What you are asked to do. Copy out everything from the line containing "Patent image size: (517, 1370)." down to the end of the records, inclusive.

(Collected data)

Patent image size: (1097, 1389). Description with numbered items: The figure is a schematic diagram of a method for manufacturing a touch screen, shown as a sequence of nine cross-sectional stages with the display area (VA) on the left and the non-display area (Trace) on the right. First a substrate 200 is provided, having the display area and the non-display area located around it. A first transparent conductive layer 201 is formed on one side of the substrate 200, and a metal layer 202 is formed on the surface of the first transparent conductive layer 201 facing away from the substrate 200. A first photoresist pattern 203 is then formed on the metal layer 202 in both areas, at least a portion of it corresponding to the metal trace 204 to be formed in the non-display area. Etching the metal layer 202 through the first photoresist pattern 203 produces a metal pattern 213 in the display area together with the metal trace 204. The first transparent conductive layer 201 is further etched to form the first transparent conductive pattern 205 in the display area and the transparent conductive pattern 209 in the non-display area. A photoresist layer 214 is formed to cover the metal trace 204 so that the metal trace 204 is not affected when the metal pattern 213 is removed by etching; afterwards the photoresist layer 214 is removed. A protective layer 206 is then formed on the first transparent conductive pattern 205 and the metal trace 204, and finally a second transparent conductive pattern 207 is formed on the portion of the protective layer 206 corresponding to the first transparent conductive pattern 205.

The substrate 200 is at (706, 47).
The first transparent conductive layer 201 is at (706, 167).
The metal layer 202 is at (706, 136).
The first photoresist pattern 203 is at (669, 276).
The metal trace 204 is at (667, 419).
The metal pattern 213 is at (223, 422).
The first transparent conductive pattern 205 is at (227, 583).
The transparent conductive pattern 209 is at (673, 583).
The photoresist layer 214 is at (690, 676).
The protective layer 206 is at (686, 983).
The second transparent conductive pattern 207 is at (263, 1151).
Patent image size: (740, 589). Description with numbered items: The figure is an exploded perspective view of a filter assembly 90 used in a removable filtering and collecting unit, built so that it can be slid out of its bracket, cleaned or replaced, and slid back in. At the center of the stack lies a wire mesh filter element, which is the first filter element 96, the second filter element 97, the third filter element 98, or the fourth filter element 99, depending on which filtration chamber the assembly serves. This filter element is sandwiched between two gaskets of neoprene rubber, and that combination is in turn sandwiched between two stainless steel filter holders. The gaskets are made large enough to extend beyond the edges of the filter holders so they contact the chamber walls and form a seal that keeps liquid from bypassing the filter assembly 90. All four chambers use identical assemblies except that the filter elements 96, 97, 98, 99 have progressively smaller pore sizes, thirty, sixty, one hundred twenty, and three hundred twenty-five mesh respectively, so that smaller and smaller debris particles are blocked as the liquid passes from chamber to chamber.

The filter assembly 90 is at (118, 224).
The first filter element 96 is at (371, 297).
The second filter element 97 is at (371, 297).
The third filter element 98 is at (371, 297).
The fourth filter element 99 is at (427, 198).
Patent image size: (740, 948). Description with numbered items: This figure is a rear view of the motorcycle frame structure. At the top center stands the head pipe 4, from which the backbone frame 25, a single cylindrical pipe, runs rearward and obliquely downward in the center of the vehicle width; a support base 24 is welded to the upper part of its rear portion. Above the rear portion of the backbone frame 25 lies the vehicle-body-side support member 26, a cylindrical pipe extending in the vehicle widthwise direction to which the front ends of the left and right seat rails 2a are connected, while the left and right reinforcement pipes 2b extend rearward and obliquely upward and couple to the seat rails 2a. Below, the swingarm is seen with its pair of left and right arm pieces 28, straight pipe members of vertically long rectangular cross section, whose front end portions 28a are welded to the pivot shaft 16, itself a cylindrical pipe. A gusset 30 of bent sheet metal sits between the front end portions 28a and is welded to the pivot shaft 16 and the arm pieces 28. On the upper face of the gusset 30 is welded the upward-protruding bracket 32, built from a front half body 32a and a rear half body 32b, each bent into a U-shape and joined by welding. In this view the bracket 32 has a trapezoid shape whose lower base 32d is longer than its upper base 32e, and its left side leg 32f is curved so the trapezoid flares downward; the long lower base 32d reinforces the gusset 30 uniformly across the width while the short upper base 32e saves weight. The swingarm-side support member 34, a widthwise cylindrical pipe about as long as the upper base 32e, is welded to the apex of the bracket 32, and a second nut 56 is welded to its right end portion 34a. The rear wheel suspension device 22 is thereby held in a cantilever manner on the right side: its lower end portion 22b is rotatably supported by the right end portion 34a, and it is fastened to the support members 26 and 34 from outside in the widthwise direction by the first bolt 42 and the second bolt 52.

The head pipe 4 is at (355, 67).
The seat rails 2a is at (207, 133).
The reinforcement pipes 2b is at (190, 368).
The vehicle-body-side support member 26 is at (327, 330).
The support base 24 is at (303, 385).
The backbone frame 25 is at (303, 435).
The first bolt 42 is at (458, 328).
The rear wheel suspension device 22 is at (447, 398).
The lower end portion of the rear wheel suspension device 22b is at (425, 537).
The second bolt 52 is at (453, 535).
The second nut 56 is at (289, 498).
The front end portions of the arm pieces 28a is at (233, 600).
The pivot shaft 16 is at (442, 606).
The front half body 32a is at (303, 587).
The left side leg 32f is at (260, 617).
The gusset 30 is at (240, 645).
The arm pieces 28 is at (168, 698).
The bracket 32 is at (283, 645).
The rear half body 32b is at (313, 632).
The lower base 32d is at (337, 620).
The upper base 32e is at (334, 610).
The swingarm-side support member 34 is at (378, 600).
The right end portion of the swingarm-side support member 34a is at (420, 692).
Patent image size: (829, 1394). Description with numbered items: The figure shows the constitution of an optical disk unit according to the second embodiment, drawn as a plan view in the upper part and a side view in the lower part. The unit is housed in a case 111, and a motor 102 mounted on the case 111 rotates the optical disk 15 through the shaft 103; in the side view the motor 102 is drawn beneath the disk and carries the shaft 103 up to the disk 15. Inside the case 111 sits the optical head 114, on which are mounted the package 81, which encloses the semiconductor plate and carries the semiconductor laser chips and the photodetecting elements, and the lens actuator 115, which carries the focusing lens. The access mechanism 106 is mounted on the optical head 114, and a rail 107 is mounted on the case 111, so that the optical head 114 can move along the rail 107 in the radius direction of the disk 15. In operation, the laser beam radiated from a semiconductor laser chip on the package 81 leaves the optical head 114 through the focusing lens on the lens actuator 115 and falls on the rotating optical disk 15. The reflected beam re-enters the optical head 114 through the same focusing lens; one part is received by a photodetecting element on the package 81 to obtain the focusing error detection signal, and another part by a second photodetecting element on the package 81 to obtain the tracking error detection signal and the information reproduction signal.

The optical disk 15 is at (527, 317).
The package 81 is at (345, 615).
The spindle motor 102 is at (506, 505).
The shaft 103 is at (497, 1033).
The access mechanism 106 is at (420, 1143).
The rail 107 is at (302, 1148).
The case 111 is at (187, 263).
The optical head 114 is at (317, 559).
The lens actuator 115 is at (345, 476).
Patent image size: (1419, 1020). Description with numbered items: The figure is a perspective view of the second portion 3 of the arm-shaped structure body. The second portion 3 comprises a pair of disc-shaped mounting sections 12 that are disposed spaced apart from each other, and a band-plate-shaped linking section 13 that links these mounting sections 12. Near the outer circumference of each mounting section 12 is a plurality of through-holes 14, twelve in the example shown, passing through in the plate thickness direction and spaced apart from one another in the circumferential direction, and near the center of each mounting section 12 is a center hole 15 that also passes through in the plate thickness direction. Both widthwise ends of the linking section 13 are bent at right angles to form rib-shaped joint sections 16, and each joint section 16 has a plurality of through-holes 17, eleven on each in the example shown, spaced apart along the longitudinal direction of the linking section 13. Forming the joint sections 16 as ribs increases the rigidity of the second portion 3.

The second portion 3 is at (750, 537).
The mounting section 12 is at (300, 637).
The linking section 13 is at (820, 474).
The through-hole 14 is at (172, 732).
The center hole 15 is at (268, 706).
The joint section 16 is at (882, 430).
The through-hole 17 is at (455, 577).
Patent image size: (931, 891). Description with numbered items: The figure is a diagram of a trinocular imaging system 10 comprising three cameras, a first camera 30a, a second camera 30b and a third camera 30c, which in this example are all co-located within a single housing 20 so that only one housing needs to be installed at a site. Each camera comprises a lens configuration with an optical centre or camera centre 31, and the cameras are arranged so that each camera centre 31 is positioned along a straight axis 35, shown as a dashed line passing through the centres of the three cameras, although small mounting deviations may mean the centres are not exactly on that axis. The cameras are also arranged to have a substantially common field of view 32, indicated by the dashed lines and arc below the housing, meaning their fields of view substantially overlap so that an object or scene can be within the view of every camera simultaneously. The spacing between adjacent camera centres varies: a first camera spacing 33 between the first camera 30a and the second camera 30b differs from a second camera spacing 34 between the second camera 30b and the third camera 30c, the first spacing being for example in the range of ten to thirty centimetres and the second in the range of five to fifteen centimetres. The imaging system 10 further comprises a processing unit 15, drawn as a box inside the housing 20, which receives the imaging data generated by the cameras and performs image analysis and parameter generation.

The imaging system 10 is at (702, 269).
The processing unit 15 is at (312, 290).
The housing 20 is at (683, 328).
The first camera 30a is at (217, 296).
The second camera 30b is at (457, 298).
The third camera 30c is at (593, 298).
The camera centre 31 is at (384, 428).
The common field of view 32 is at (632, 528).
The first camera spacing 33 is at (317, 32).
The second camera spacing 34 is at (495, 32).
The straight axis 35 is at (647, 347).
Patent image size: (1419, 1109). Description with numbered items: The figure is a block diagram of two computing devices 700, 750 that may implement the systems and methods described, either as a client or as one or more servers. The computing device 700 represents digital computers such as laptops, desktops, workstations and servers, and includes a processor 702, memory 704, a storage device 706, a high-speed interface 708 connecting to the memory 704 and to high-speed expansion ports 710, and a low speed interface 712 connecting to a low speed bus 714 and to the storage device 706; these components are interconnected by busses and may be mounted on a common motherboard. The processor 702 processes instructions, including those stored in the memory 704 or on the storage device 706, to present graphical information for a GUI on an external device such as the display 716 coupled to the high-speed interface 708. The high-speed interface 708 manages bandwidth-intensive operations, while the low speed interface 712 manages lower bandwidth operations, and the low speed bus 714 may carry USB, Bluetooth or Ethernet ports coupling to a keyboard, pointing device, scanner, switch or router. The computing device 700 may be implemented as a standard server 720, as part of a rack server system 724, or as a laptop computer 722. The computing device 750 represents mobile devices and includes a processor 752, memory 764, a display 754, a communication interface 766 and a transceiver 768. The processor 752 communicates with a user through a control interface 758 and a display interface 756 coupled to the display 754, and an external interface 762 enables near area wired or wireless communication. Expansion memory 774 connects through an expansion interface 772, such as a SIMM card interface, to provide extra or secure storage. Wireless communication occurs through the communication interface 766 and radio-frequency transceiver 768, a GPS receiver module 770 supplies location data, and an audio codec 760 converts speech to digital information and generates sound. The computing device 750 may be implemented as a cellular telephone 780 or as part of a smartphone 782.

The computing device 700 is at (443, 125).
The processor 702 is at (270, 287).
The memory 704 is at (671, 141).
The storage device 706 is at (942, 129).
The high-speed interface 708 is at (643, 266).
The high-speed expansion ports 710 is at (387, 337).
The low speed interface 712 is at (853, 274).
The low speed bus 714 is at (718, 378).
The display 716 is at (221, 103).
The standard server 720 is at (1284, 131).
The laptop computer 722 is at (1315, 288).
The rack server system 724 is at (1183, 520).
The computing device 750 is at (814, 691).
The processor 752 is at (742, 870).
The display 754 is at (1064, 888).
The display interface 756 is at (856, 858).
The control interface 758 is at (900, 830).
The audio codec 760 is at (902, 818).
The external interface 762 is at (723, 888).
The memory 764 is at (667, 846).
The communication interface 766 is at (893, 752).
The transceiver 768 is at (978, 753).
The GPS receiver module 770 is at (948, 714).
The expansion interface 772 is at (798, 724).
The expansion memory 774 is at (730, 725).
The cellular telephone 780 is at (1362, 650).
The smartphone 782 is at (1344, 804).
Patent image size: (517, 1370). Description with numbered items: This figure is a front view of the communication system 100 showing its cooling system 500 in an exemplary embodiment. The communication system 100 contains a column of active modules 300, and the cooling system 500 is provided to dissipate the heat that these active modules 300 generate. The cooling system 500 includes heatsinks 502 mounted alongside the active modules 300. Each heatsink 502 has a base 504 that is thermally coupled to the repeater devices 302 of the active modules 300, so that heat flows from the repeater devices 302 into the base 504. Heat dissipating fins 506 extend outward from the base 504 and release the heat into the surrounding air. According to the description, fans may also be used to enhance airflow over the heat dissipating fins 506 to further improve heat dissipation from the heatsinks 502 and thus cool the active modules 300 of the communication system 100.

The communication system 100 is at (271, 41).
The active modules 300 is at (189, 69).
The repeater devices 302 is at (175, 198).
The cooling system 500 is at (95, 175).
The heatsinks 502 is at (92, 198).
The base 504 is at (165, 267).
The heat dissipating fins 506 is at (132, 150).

Exercise answer.
Patent image size: (517, 1370). Description with numbered items: This figure is a front view of the communication system 100 showing its cooling system 500 in an exemplary embodiment. The communication system 100 contains a column of active modules 300, and the cooling system 500 is provided to dissipate the heat that these active modules 300 generate. The cooling system 500 includes heatsinks 502 mounted alongside the active modules 300. Each heatsink 502 has a base 504 that is thermally coupled to the repeater devices 302 of the active modules 300, so that heat flows from the repeater devices 302 into the base 504. Heat dissipating fins 506 extend outward from the base 504 and release the heat into the surrounding air. According to the description, fans may also be used to enhance airflow over the heat dissipating fins 506 to further improve heat dissipation from the heatsinks 502 and thus cool the active modules 300 of the communication system 100.

The communication system 100 is at (271, 41).
The active modules 300 is at (189, 69).
The repeater devices 302 is at (175, 198).
The cooling system 500 is at (95, 175).
The heatsinks 502 is at (92, 198).
The base 504 is at (165, 267).
The heat dissipating fins 506 is at (132, 150).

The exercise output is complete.